▸ **PROBLEM TO WORK ON**: Transcribe the material exactly. Images do not belong in the copy.

[Extracted data entries]
"""

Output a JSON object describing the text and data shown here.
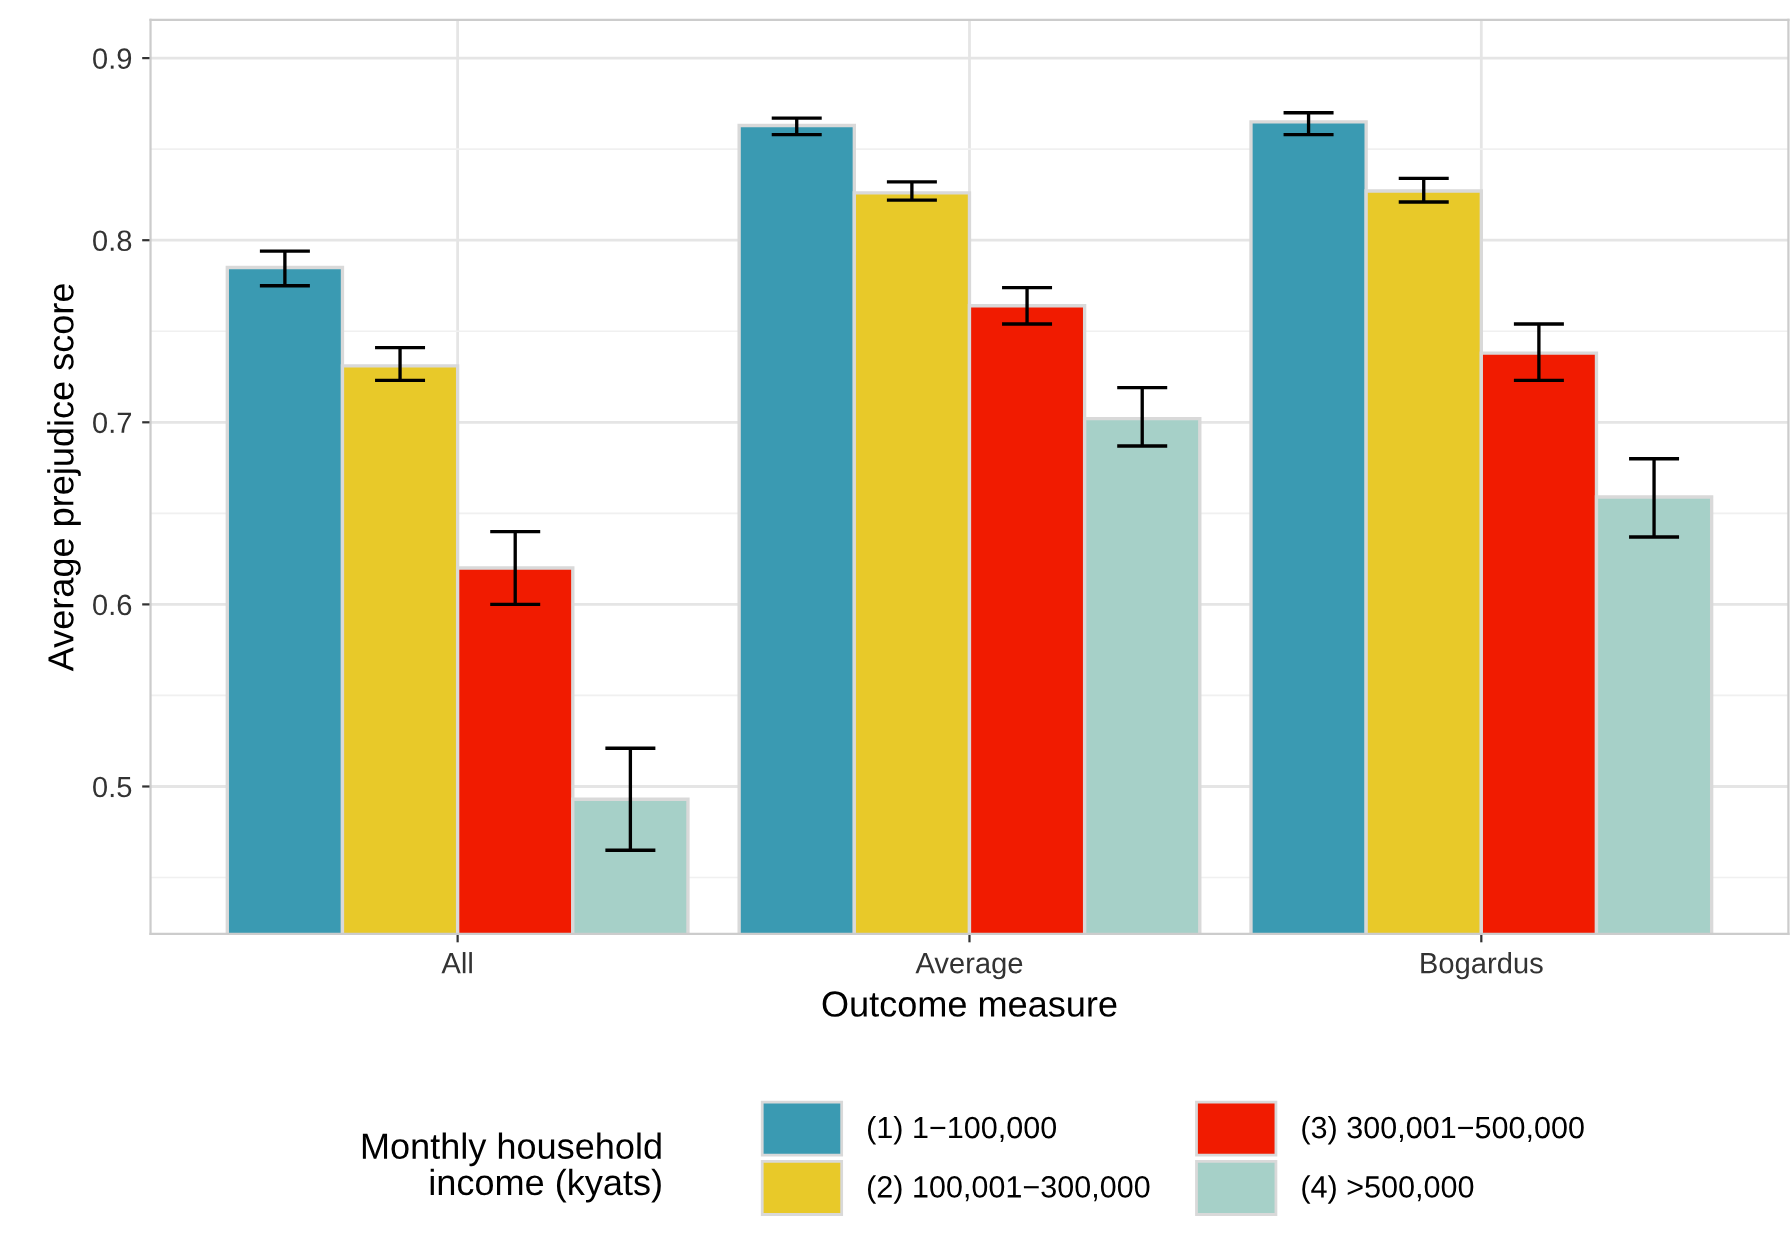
{
  "chart_data": {
    "type": "bar",
    "xlabel": "Outcome measure",
    "ylabel": "Average prejudice score",
    "legend_title": "Monthly household\nincome (kyats)",
    "categories": [
      "All",
      "Average",
      "Bogardus"
    ],
    "series": [
      {
        "name": "(1) 1−100,000",
        "color": "#3a9ab2",
        "values": [
          0.785,
          0.863,
          0.865
        ],
        "errors": [
          [
            0.775,
            0.794
          ],
          [
            0.858,
            0.867
          ],
          [
            0.858,
            0.87
          ]
        ]
      },
      {
        "name": "(2) 100,001−300,000",
        "color": "#e8c929",
        "values": [
          0.731,
          0.826,
          0.827
        ],
        "errors": [
          [
            0.723,
            0.741
          ],
          [
            0.822,
            0.832
          ],
          [
            0.821,
            0.834
          ]
        ]
      },
      {
        "name": "(3) 300,001−500,000",
        "color": "#f11b00",
        "values": [
          0.62,
          0.764,
          0.738
        ],
        "errors": [
          [
            0.6,
            0.64
          ],
          [
            0.754,
            0.774
          ],
          [
            0.723,
            0.754
          ]
        ]
      },
      {
        "name": "(4) >500,000",
        "color": "#a6d0c8",
        "values": [
          0.493,
          0.702,
          0.659
        ],
        "errors": [
          [
            0.465,
            0.521
          ],
          [
            0.687,
            0.719
          ],
          [
            0.637,
            0.68
          ]
        ]
      }
    ],
    "ylim": [
      0.419,
      0.921
    ],
    "yticks": [
      {
        "value": 0.45,
        "label": null
      },
      0.5,
      {
        "value": 0.55,
        "label": null
      },
      0.6,
      {
        "value": 0.65,
        "label": null
      },
      0.7,
      {
        "value": 0.75,
        "label": null
      },
      0.8,
      {
        "value": 0.85,
        "label": null
      },
      0.9
    ],
    "grid": true,
    "legend": "bottom"
  }
}
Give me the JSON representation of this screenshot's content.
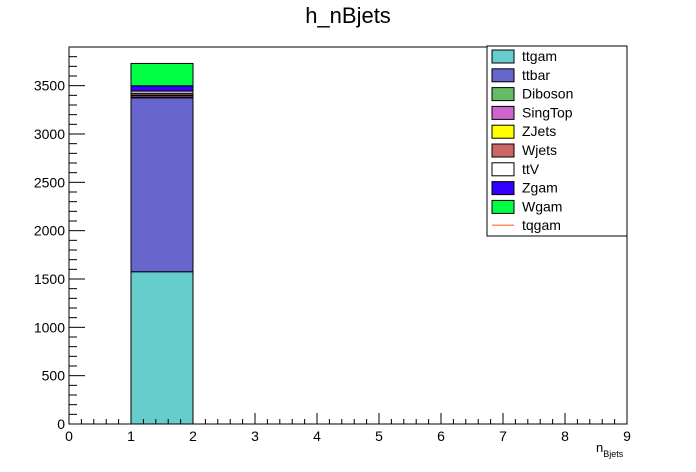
{
  "chart_data": {
    "type": "bar",
    "stacked": true,
    "title": "h_nBjets",
    "xlabel": {
      "main": "n",
      "sub": "Bjets"
    },
    "ylabel": "",
    "xlim": [
      0,
      9
    ],
    "ylim": [
      0,
      3900
    ],
    "x_ticks": [
      "0",
      "1",
      "2",
      "3",
      "4",
      "5",
      "6",
      "7",
      "8",
      "9"
    ],
    "y_ticks": [
      "0",
      "500",
      "1000",
      "1500",
      "2000",
      "2500",
      "3000",
      "3500"
    ],
    "bins": [
      [
        1,
        2
      ]
    ],
    "series": [
      {
        "name": "ttgam",
        "color": "#66cccc",
        "values": [
          1575
        ],
        "style": "fill"
      },
      {
        "name": "ttbar",
        "color": "#6666cc",
        "values": [
          1800
        ],
        "style": "fill"
      },
      {
        "name": "Diboson",
        "color": "#66bb66",
        "values": [
          5
        ],
        "style": "fill"
      },
      {
        "name": "SingTop",
        "color": "#cc66cc",
        "values": [
          18
        ],
        "style": "fill"
      },
      {
        "name": "ZJets",
        "color": "#ffff00",
        "values": [
          4
        ],
        "style": "fill"
      },
      {
        "name": "Wjets",
        "color": "#cc6666",
        "values": [
          20
        ],
        "style": "fill"
      },
      {
        "name": "ttV",
        "color": "#ffffff",
        "values": [
          22
        ],
        "style": "fill"
      },
      {
        "name": "Zgam",
        "color": "#3300ff",
        "values": [
          55
        ],
        "style": "fill"
      },
      {
        "name": "Wgam",
        "color": "#00ff44",
        "values": [
          231
        ],
        "style": "fill"
      },
      {
        "name": "tqgam",
        "color": "#ff6633",
        "values": [
          0
        ],
        "style": "line"
      }
    ],
    "grid": false,
    "legend_position": "top-right"
  }
}
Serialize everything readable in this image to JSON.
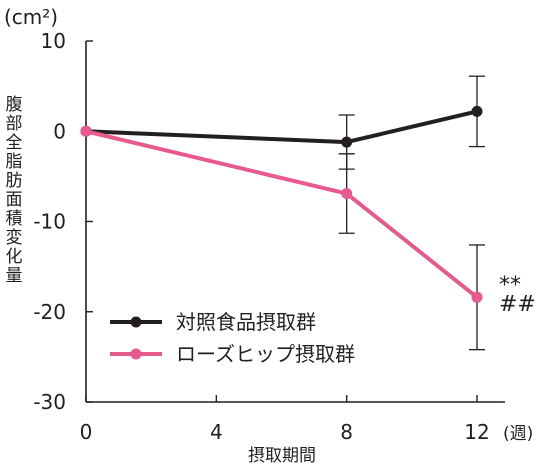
{
  "chart_data": {
    "type": "line",
    "unit_label": "(cm²)",
    "ylabel": "腹部全脂肪面積変化量",
    "xlabel": "摂取期間",
    "x_unit_label": "(週)",
    "x": [
      0,
      8,
      12
    ],
    "xticks": [
      "0",
      "4",
      "8",
      "12"
    ],
    "xtick_values": [
      0,
      4,
      8,
      12
    ],
    "yticks": [
      "10",
      "0",
      "-10",
      "-20",
      "-30"
    ],
    "ytick_values": [
      10,
      0,
      -10,
      -20,
      -30
    ],
    "xlim": [
      0,
      13.5
    ],
    "ylim": [
      -30,
      10
    ],
    "grid": false,
    "legend_position": "lower-left",
    "series": [
      {
        "name": "対照食品摂取群",
        "color": "#231f20",
        "values": [
          0,
          -1.2,
          2.2
        ],
        "error": [
          null,
          3.0,
          3.9
        ]
      },
      {
        "name": "ローズヒップ摂取群",
        "color": "#e85a8e",
        "values": [
          0,
          -6.9,
          -18.4
        ],
        "error": [
          null,
          4.4,
          5.8
        ]
      }
    ],
    "annotations": [
      {
        "text": "**",
        "x": 12,
        "y": -16.8
      },
      {
        "text": "##",
        "x": 12,
        "y": -18.9
      }
    ]
  }
}
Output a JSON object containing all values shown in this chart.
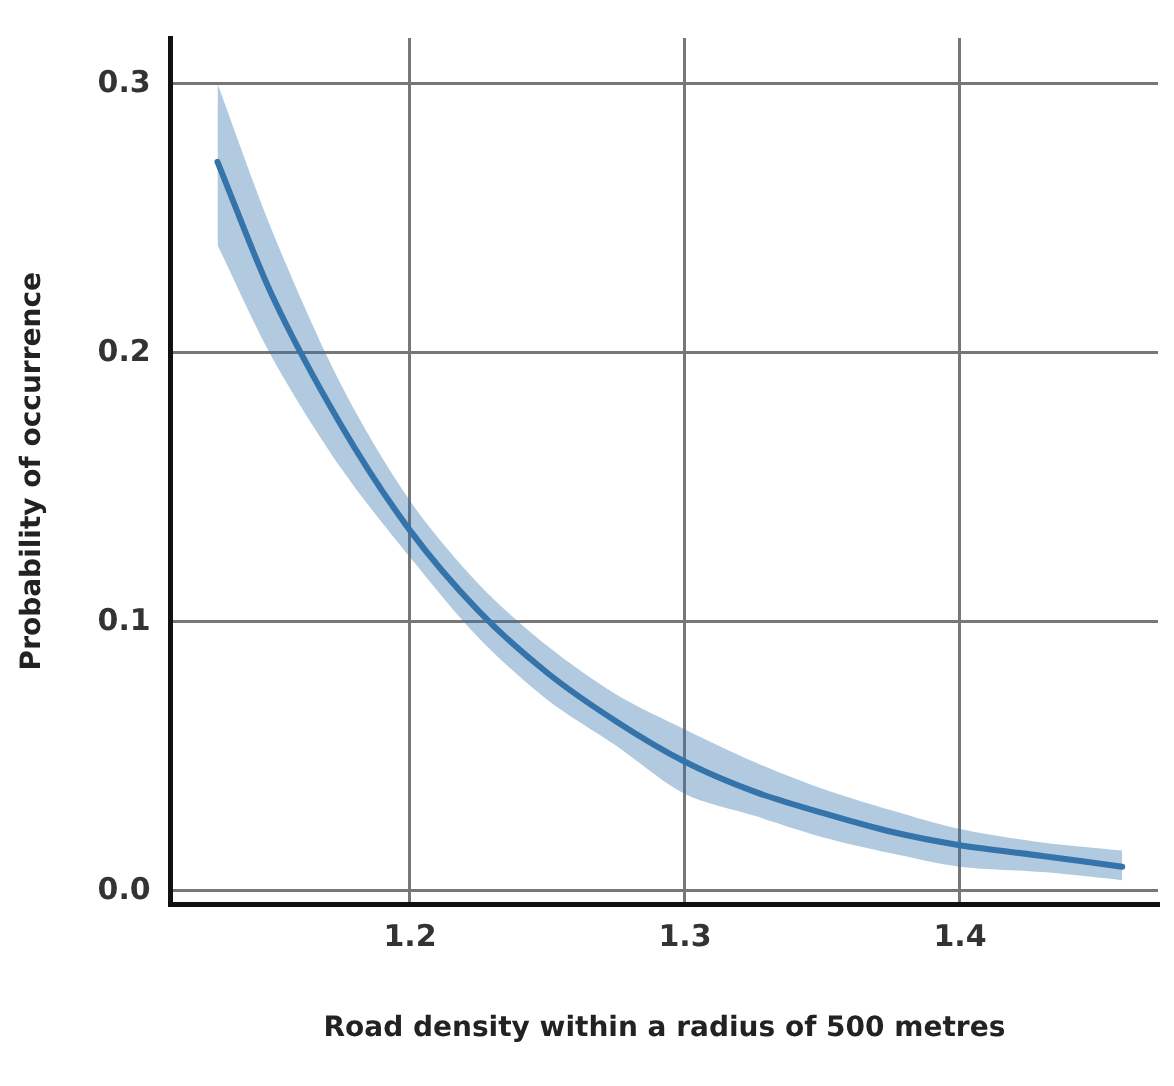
{
  "chart_data": {
    "type": "line",
    "xlabel": "Road density within a radius of 500 metres",
    "ylabel": "Probability of occurrence",
    "xlim": [
      1.113,
      1.472
    ],
    "xticks": [
      1.2,
      1.3,
      1.4
    ],
    "ylim": [
      -0.005,
      0.317
    ],
    "yticks": [
      {
        "value": 0,
        "label": "0.0"
      },
      0.1,
      0.2,
      0.3
    ],
    "grid": true,
    "marker": "none",
    "line_style": "solid",
    "series": [
      {
        "color": "#3474ac",
        "x": [
          1.13,
          1.15,
          1.175,
          1.2,
          1.225,
          1.25,
          1.275,
          1.3,
          1.325,
          1.35,
          1.375,
          1.4,
          1.43,
          1.459
        ],
        "values": [
          0.271,
          0.221,
          0.173,
          0.134,
          0.104,
          0.081,
          0.063,
          0.048,
          0.037,
          0.029,
          0.022,
          0.017,
          0.013,
          0.009
        ],
        "upper": [
          0.3,
          0.245,
          0.188,
          0.145,
          0.114,
          0.091,
          0.073,
          0.06,
          0.048,
          0.038,
          0.03,
          0.023,
          0.018,
          0.015
        ],
        "lower": [
          0.24,
          0.198,
          0.157,
          0.124,
          0.094,
          0.071,
          0.054,
          0.036,
          0.028,
          0.02,
          0.014,
          0.009,
          0.007,
          0.004
        ]
      }
    ]
  }
}
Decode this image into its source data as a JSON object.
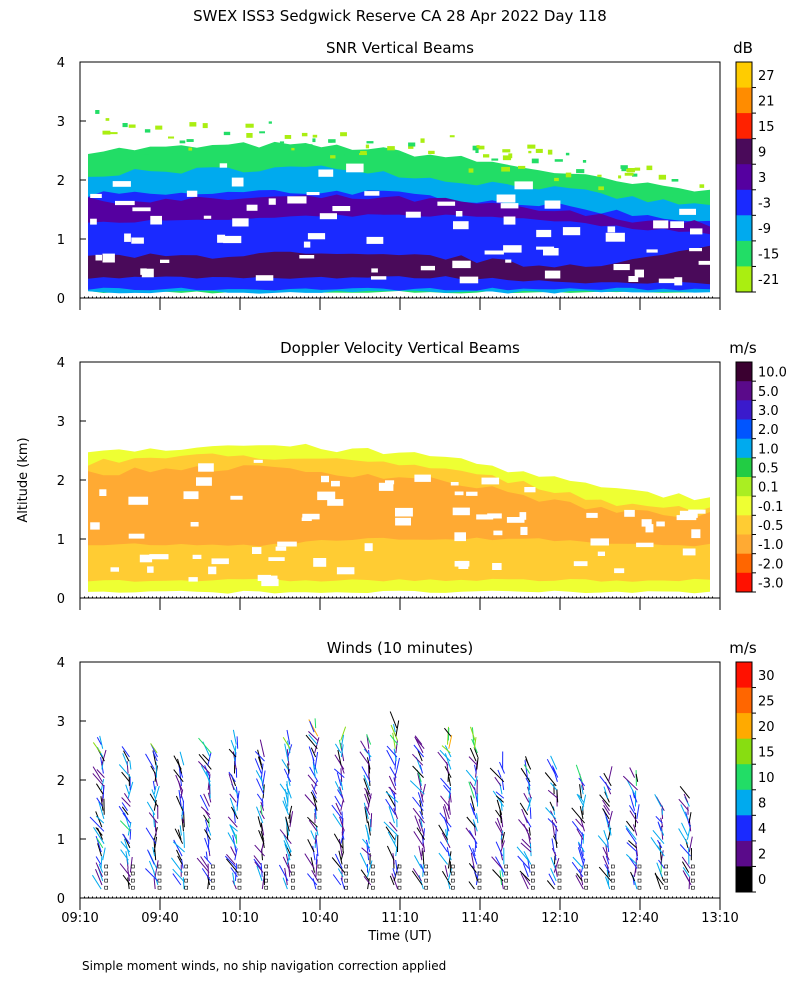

"""

▸ **SOLUTION FOR THIS EXERCISE**:
Output a JSON object describing the text and data shown here.
{
  "chart_data": {
    "type": "bar",
    "xlabel": "Outcome measure",
    "ylabel": "Average prejudice score",
    "legend_title": "Monthly household\nincome (kyats)",
    "categories": [
      "All",
      "Average",
      "Bogardus"
    ],
    "series": [
      {
        "name": "(1) 1−100,000",
        "color": "#3a9ab2",
        "values": [
          0.785,
          0.863,
          0.865
        ],
        "errors": [
          [
            0.775,
            0.794
          ],
          [
            0.858,
            0.867
          ],
          [
            0.858,
            0.87
          ]
        ]
      },
      {
        "name": "(2) 100,001−300,000",
        "color": "#e8c929",
        "values": [
          0.731,
          0.826,
          0.827
        ],
        "errors": [
          [
            0.723,
            0.741
          ],
          [
            0.822,
            0.832
          ],
          [
            0.821,
            0.834
          ]
        ]
      },
      {
        "name": "(3) 300,001−500,000",
        "color": "#f11b00",
        "values": [
          0.62,
          0.764,
          0.738
        ],
        "errors": [
          [
            0.6,
            0.64
          ],
          [
            0.754,
            0.774
          ],
          [
            0.723,
            0.754
          ]
        ]
      },
      {
        "name": "(4) >500,000",
        "color": "#a6d0c8",
        "values": [
          0.493,
          0.702,
          0.659
        ],
        "errors": [
          [
            0.465,
            0.521
          ],
          [
            0.687,
            0.719
          ],
          [
            0.637,
            0.68
          ]
        ]
      }
    ],
    "ylim": [
      0.419,
      0.921
    ],
    "yticks": [
      {
        "value": 0.45,
        "label": null
      },
      0.5,
      {
        "value": 0.55,
        "label": null
      },
      0.6,
      {
        "value": 0.65,
        "label": null
      },
      0.7,
      {
        "value": 0.75,
        "label": null
      },
      0.8,
      {
        "value": 0.85,
        "label": null
      },
      0.9
    ],
    "grid": true,
    "legend": "bottom"
  }
}
Give me the JSON representation of this screenshot's content.
{
  "chart_data": {
    "type": "bar",
    "stacked": true,
    "title": "h_nBjets",
    "xlabel": {
      "main": "n",
      "sub": "Bjets"
    },
    "ylabel": "",
    "xlim": [
      0,
      9
    ],
    "ylim": [
      0,
      3900
    ],
    "x_ticks": [
      "0",
      "1",
      "2",
      "3",
      "4",
      "5",
      "6",
      "7",
      "8",
      "9"
    ],
    "y_ticks": [
      "0",
      "500",
      "1000",
      "1500",
      "2000",
      "2500",
      "3000",
      "3500"
    ],
    "bins": [
      [
        1,
        2
      ]
    ],
    "series": [
      {
        "name": "ttgam",
        "color": "#66cccc",
        "values": [
          1575
        ],
        "style": "fill"
      },
      {
        "name": "ttbar",
        "color": "#6666cc",
        "values": [
          1800
        ],
        "style": "fill"
      },
      {
        "name": "Diboson",
        "color": "#66bb66",
        "values": [
          5
        ],
        "style": "fill"
      },
      {
        "name": "SingTop",
        "color": "#cc66cc",
        "values": [
          18
        ],
        "style": "fill"
      },
      {
        "name": "ZJets",
        "color": "#ffff00",
        "values": [
          4
        ],
        "style": "fill"
      },
      {
        "name": "Wjets",
        "color": "#cc6666",
        "values": [
          20
        ],
        "style": "fill"
      },
      {
        "name": "ttV",
        "color": "#ffffff",
        "values": [
          22
        ],
        "style": "fill"
      },
      {
        "name": "Zgam",
        "color": "#3300ff",
        "values": [
          55
        ],
        "style": "fill"
      },
      {
        "name": "Wgam",
        "color": "#00ff44",
        "values": [
          231
        ],
        "style": "fill"
      },
      {
        "name": "tqgam",
        "color": "#ff6633",
        "values": [
          0
        ],
        "style": "line"
      }
    ],
    "grid": false,
    "legend_position": "top-right"
  }
}
Serialize everything readable in this image to JSON.
{
  "chart_data": {
    "type": "line",
    "unit_label": "(cm²)",
    "ylabel": "腹部全脂肪面積変化量",
    "xlabel": "摂取期間",
    "x_unit_label": "(週)",
    "x": [
      0,
      8,
      12
    ],
    "xticks": [
      "0",
      "4",
      "8",
      "12"
    ],
    "xtick_values": [
      0,
      4,
      8,
      12
    ],
    "yticks": [
      "10",
      "0",
      "-10",
      "-20",
      "-30"
    ],
    "ytick_values": [
      10,
      0,
      -10,
      -20,
      -30
    ],
    "xlim": [
      0,
      13.5
    ],
    "ylim": [
      -30,
      10
    ],
    "grid": false,
    "legend_position": "lower-left",
    "series": [
      {
        "name": "対照食品摂取群",
        "color": "#231f20",
        "values": [
          0,
          -1.2,
          2.2
        ],
        "error": [
          null,
          3.0,
          3.9
        ]
      },
      {
        "name": "ローズヒップ摂取群",
        "color": "#e85a8e",
        "values": [
          0,
          -6.9,
          -18.4
        ],
        "error": [
          null,
          4.4,
          5.8
        ]
      }
    ],
    "annotations": [
      {
        "text": "**",
        "x": 12,
        "y": -16.8
      },
      {
        "text": "##",
        "x": 12,
        "y": -18.9
      }
    ]
  }
}
Output a JSON object containing all values shown in this chart.
{
  "chart_data": {
    "type": "line",
    "xlabel": "Road density within a radius of 500 metres",
    "ylabel": "Probability of occurrence",
    "xlim": [
      1.113,
      1.472
    ],
    "xticks": [
      1.2,
      1.3,
      1.4
    ],
    "ylim": [
      -0.005,
      0.317
    ],
    "yticks": [
      {
        "value": 0,
        "label": "0.0"
      },
      0.1,
      0.2,
      0.3
    ],
    "grid": true,
    "marker": "none",
    "line_style": "solid",
    "series": [
      {
        "color": "#3474ac",
        "x": [
          1.13,
          1.15,
          1.175,
          1.2,
          1.225,
          1.25,
          1.275,
          1.3,
          1.325,
          1.35,
          1.375,
          1.4,
          1.43,
          1.459
        ],
        "values": [
          0.271,
          0.221,
          0.173,
          0.134,
          0.104,
          0.081,
          0.063,
          0.048,
          0.037,
          0.029,
          0.022,
          0.017,
          0.013,
          0.009
        ],
        "upper": [
          0.3,
          0.245,
          0.188,
          0.145,
          0.114,
          0.091,
          0.073,
          0.06,
          0.048,
          0.038,
          0.03,
          0.023,
          0.018,
          0.015
        ],
        "lower": [
          0.24,
          0.198,
          0.157,
          0.124,
          0.094,
          0.071,
          0.054,
          0.036,
          0.028,
          0.02,
          0.014,
          0.009,
          0.007,
          0.004
        ]
      }
    ]
  }
}
Decode this image into its source data as a JSON object.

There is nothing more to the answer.